>> Start MATERIALS PROVIDED

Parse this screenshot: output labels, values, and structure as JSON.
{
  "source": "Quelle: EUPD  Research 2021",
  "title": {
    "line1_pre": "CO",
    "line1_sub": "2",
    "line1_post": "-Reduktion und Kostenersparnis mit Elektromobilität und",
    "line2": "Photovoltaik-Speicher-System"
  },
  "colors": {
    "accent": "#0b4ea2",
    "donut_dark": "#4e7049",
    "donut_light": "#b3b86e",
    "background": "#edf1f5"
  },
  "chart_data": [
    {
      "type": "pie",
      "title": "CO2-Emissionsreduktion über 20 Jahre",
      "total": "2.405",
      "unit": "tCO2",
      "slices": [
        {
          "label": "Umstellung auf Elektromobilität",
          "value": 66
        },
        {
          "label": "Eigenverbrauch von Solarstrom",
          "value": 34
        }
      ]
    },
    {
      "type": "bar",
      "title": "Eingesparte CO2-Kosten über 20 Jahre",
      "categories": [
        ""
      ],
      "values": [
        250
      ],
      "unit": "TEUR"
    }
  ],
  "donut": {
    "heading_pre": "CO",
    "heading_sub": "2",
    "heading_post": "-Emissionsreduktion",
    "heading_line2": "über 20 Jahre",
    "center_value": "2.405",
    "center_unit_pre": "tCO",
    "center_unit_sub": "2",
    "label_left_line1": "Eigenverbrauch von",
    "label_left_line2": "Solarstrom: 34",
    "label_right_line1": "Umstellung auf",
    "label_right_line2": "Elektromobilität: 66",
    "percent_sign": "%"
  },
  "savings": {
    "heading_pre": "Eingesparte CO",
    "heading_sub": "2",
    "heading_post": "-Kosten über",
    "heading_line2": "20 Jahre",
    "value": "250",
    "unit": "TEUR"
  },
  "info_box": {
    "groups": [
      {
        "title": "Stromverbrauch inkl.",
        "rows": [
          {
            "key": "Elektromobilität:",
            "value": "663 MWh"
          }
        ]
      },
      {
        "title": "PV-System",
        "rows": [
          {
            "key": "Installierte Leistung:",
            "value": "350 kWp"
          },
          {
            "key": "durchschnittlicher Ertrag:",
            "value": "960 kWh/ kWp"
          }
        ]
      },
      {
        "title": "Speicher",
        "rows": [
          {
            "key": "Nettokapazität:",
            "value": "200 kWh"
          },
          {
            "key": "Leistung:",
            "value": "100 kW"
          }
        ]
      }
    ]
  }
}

>> End MATERIALS PROVIDED

● EXERCISE: Copy each line of the data above without altering a single character.

● RESULT:
Parse this screenshot: output labels, values, and structure as JSON.
{
  "source": "Quelle: EUPD  Research 2021",
  "title": {
    "line1_pre": "CO",
    "line1_sub": "2",
    "line1_post": "-Reduktion und Kostenersparnis mit Elektromobilität und",
    "line2": "Photovoltaik-Speicher-System"
  },
  "colors": {
    "accent": "#0b4ea2",
    "donut_dark": "#4e7049",
    "donut_light": "#b3b86e",
    "background": "#edf1f5"
  },
  "chart_data": [
    {
      "type": "pie",
      "title": "CO2-Emissionsreduktion über 20 Jahre",
      "total": "2.405",
      "unit": "tCO2",
      "slices": [
        {
          "label": "Umstellung auf Elektromobilität",
          "value": 66
        },
        {
          "label": "Eigenverbrauch von Solarstrom",
          "value": 34
        }
      ]
    },
    {
      "type": "bar",
      "title": "Eingesparte CO2-Kosten über 20 Jahre",
      "categories": [
        ""
      ],
      "values": [
        250
      ],
      "unit": "TEUR"
    }
  ],
  "donut": {
    "heading_pre": "CO",
    "heading_sub": "2",
    "heading_post": "-Emissionsreduktion",
    "heading_line2": "über 20 Jahre",
    "center_value": "2.405",
    "center_unit_pre": "tCO",
    "center_unit_sub": "2",
    "label_left_line1": "Eigenverbrauch von",
    "label_left_line2": "Solarstrom: 34",
    "label_right_line1": "Umstellung auf",
    "label_right_line2": "Elektromobilität: 66",
    "percent_sign": "%"
  },
  "savings": {
    "heading_pre": "Eingesparte CO",
    "heading_sub": "2",
    "heading_post": "-Kosten über",
    "heading_line2": "20 Jahre",
    "value": "250",
    "unit": "TEUR"
  },
  "info_box": {
    "groups": [
      {
        "title": "Stromverbrauch inkl.",
        "rows": [
          {
            "key": "Elektromobilität:",
            "value": "663 MWh"
          }
        ]
      },
      {
        "title": "PV-System",
        "rows": [
          {
            "key": "Installierte Leistung:",
            "value": "350 kWp"
          },
          {
            "key": "durchschnittlicher Ertrag:",
            "value": "960 kWh/ kWp"
          }
        ]
      },
      {
        "title": "Speicher",
        "rows": [
          {
            "key": "Nettokapazität:",
            "value": "200 kWh"
          },
          {
            "key": "Leistung:",
            "value": "100 kW"
          }
        ]
      }
    ]
  }
}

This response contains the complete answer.